[start Extracted material]

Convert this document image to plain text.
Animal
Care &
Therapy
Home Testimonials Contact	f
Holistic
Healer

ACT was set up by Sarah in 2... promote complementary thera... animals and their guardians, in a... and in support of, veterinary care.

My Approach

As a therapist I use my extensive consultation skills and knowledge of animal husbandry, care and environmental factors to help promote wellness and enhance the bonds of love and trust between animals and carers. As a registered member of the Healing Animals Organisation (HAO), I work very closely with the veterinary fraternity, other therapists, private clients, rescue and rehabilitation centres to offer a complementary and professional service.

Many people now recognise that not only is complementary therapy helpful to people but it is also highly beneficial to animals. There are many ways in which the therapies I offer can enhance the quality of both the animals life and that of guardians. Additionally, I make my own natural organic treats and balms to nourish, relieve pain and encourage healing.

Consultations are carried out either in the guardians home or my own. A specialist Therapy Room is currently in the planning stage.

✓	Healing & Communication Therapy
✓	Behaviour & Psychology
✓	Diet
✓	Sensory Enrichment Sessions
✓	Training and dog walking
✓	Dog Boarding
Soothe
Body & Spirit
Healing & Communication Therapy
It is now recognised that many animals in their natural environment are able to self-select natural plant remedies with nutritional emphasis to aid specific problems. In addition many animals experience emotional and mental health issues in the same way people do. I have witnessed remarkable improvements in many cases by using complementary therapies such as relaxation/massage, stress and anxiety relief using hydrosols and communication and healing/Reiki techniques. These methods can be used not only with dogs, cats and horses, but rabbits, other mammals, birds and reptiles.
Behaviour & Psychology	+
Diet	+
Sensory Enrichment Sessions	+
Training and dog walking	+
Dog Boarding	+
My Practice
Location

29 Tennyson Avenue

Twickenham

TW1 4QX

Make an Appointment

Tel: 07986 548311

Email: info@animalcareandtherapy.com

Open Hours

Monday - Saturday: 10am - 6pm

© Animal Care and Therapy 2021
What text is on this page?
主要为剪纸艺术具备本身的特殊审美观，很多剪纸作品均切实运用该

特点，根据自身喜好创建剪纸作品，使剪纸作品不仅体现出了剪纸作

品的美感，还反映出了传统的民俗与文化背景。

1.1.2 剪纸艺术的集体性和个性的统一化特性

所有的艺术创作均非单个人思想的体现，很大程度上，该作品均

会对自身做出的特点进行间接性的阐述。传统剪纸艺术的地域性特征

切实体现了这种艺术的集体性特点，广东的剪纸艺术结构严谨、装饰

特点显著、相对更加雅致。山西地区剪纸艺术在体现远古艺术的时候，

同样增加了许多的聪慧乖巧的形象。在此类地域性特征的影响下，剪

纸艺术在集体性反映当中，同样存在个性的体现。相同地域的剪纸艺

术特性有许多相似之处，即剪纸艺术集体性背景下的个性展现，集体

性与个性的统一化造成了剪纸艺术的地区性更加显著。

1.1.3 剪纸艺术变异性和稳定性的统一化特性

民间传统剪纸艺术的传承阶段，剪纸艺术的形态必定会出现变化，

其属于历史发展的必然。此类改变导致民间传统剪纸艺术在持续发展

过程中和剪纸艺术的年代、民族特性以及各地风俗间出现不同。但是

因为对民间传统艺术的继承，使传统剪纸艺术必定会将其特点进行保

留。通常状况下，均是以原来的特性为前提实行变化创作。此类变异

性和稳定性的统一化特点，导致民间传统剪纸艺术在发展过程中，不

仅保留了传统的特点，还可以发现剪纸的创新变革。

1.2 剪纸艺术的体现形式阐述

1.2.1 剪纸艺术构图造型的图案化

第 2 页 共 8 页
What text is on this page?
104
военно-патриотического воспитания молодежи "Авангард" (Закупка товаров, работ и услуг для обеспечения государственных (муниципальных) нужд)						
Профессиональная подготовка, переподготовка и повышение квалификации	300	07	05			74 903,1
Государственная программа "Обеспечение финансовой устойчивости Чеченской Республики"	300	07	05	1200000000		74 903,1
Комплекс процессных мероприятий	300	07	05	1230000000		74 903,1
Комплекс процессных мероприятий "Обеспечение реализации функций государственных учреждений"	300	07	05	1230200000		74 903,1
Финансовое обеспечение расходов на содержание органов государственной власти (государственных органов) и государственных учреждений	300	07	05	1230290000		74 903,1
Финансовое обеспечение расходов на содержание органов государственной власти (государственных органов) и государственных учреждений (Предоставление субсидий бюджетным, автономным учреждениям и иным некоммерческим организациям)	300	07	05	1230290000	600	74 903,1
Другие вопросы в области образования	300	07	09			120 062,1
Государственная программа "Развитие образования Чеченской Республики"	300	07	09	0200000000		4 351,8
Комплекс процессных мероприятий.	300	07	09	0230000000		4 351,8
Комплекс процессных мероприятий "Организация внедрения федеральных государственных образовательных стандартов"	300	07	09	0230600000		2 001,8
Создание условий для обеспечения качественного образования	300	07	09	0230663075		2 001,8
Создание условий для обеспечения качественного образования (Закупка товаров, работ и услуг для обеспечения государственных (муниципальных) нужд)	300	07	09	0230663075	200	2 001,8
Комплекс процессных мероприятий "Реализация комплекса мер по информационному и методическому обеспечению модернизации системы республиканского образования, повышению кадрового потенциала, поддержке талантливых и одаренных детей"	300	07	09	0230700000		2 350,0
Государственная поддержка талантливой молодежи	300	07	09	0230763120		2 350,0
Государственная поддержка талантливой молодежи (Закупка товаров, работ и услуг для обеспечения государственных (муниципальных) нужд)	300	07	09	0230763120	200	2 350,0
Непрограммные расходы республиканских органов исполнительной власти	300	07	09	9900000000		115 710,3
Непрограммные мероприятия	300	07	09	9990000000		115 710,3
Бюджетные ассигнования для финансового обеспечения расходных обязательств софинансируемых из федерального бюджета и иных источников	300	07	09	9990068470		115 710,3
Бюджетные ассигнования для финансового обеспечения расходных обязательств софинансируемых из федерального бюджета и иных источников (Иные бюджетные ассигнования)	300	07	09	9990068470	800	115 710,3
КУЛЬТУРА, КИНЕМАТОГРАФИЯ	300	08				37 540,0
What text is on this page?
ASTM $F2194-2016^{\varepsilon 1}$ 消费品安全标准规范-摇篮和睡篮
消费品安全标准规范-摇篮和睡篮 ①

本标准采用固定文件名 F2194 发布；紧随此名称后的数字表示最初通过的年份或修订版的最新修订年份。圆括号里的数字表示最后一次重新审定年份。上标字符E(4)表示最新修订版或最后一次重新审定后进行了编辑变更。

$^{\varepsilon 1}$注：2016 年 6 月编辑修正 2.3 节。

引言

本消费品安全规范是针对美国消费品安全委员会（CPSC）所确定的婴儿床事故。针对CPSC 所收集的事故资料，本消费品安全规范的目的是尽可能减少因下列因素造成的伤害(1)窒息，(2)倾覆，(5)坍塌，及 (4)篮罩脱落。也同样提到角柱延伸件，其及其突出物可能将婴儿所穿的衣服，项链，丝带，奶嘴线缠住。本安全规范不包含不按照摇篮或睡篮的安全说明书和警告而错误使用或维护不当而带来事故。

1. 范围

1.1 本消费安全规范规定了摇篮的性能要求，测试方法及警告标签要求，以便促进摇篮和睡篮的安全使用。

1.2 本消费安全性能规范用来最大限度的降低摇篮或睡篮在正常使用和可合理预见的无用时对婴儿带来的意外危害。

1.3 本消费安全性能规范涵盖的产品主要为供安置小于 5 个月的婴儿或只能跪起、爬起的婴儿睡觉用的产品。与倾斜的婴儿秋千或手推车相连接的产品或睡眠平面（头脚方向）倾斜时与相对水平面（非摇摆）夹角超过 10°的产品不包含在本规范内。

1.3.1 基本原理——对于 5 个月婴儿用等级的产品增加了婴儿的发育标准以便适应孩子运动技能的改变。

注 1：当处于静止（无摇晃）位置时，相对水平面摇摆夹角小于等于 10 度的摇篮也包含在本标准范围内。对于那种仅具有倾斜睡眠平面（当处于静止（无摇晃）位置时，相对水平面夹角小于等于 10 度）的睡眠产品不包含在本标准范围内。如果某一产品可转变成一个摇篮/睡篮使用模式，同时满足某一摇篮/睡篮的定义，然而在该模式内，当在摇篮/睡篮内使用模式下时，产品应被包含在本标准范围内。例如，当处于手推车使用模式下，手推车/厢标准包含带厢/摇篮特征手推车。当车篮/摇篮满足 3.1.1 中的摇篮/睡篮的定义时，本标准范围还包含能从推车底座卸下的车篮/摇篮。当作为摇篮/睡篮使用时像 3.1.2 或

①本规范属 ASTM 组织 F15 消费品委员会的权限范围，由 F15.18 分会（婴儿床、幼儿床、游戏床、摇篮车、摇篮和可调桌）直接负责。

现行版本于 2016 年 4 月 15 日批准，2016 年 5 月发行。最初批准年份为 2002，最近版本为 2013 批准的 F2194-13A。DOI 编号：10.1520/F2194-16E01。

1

[end Extracted material]

[Task directions]: Find the lines above that include the string "условий" and copy them.

[Full response]:
Создание условий для обеспечения качественного образования	300	07	09	0230663075		2 001,8
Создание условий для обеспечения качественного образования (Закупка товаров, работ и услуг для обеспечения государственных (муниципальных) нужд)	300	07	09	0230663075	200	2 001,8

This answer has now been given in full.